▼▼▼

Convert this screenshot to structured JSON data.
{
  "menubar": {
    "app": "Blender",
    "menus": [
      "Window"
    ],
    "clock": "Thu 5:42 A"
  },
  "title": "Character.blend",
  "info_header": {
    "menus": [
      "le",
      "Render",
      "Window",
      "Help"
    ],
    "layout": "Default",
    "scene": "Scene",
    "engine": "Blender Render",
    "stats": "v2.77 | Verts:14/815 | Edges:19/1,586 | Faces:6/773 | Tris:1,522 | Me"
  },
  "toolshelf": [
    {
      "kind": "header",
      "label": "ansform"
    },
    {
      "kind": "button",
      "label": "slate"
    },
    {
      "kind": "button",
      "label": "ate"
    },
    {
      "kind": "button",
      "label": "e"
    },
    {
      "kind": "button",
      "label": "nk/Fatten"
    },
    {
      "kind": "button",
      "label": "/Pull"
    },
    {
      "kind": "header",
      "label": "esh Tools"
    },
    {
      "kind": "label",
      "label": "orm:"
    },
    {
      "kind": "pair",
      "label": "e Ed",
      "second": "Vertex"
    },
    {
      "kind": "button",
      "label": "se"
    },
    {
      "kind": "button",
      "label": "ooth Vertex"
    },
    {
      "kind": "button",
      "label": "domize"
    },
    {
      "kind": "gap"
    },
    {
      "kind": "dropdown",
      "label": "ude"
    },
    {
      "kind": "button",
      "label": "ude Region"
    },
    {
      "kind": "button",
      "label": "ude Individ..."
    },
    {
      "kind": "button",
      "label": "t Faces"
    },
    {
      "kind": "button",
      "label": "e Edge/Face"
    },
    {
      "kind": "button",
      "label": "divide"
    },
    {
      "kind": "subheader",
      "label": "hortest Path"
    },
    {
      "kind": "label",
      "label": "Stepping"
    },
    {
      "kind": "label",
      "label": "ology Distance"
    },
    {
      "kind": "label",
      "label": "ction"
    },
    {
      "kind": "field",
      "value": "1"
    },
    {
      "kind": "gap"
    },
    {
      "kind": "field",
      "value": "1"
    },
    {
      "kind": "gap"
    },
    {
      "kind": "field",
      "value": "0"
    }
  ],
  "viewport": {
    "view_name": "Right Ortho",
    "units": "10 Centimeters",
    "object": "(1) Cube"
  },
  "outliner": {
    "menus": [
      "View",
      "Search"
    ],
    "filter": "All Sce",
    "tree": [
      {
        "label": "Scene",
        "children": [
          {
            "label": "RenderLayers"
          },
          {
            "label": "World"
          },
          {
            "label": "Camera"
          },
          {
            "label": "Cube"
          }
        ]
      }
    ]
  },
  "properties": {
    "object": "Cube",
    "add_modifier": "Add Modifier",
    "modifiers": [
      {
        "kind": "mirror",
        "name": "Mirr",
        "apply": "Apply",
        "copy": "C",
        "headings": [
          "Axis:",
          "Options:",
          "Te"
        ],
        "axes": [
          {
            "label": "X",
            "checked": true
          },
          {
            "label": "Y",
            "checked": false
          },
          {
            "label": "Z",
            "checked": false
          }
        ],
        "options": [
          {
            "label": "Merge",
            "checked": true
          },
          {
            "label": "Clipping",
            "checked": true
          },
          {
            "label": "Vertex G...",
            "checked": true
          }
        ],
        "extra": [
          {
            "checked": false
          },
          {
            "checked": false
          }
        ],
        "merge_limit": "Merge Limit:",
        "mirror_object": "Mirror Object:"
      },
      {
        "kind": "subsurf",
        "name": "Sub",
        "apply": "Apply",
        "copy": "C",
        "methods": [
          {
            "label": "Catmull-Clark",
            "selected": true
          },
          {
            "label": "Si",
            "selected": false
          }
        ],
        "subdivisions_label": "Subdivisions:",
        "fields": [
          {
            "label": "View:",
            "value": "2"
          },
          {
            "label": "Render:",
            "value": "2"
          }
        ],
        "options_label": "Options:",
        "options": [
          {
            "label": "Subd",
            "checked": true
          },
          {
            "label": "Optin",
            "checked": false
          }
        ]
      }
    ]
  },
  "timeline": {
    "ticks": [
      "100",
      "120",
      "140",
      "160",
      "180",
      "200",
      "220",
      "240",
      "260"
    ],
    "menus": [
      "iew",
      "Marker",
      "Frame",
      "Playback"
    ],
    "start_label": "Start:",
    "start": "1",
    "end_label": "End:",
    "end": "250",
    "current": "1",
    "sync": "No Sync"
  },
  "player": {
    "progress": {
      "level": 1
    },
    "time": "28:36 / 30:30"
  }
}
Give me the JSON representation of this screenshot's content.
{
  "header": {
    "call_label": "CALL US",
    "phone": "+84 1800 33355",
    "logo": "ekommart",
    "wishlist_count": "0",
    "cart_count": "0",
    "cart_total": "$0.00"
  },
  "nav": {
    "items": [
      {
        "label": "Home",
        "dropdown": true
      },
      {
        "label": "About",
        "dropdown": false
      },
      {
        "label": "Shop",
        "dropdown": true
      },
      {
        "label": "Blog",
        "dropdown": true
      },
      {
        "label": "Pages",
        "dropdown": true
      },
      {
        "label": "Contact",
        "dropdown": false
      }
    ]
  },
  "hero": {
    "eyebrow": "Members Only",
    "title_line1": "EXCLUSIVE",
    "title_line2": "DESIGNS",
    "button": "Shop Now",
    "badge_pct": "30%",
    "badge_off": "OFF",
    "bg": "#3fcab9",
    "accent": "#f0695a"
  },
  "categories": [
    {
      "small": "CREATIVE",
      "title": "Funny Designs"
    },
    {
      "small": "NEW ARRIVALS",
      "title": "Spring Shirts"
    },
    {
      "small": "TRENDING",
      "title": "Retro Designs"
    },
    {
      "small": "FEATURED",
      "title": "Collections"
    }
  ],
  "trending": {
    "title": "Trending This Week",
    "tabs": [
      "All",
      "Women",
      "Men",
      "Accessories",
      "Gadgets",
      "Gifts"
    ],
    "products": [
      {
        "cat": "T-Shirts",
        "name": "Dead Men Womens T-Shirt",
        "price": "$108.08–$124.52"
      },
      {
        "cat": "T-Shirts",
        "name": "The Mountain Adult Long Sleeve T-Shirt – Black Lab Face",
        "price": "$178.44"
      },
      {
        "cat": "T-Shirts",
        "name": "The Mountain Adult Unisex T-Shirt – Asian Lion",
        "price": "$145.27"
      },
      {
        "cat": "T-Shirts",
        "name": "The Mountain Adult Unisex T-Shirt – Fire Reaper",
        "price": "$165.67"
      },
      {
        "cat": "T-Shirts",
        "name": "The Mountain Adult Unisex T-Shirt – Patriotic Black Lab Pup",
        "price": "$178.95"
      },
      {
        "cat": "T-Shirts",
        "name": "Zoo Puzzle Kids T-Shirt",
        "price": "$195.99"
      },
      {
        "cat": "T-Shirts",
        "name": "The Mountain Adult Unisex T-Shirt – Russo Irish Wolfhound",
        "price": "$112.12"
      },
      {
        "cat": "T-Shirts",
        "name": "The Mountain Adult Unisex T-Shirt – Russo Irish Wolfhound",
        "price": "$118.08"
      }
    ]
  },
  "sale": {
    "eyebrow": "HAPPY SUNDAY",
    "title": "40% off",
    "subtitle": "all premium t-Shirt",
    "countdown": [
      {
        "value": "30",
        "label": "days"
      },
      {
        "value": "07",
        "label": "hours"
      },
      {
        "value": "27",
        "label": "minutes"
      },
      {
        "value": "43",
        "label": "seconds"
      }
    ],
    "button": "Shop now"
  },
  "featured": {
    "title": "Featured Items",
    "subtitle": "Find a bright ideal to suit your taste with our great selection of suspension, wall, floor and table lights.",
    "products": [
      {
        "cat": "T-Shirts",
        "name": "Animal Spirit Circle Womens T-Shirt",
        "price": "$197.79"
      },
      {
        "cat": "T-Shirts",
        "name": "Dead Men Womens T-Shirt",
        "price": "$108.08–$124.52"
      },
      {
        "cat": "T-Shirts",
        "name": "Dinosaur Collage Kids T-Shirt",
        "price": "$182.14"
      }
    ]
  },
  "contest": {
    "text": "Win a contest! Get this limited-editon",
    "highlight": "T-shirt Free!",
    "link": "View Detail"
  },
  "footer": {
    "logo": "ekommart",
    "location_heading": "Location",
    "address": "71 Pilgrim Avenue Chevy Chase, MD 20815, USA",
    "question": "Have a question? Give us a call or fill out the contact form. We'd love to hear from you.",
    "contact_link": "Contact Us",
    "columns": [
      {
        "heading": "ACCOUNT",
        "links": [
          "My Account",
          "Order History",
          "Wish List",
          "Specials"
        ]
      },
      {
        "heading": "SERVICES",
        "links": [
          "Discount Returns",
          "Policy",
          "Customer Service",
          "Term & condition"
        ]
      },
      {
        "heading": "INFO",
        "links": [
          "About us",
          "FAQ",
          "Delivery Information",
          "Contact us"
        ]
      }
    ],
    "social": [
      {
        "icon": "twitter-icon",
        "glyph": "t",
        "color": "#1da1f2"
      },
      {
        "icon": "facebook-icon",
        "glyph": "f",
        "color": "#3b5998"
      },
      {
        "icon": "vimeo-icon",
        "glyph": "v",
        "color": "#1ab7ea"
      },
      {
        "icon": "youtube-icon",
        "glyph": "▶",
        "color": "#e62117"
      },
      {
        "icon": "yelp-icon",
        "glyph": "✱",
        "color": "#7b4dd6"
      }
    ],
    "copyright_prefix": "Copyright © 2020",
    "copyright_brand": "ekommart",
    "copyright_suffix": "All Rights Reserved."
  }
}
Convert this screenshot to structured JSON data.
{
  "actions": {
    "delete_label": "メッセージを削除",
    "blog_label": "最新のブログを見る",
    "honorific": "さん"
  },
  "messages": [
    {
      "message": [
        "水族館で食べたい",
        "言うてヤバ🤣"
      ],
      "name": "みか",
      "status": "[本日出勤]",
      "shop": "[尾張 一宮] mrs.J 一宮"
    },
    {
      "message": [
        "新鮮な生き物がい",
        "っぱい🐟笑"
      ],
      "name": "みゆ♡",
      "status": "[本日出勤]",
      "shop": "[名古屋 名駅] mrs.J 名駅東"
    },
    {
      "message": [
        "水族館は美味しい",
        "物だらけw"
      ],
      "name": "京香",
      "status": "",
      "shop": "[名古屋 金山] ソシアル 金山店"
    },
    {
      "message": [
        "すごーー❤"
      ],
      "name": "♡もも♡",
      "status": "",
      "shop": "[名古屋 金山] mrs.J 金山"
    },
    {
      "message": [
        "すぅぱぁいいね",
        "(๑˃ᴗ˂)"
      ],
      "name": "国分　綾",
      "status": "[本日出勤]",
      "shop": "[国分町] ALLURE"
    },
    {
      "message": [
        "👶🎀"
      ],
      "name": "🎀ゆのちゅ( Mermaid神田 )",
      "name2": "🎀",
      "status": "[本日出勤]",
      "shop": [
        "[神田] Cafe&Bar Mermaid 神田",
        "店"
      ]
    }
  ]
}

▲▲▲

EXERCISE INSTRUCTIONS.
What count of lines in the listing contain the word "Adult"? Reply with the number only.

TASK RESULT.
6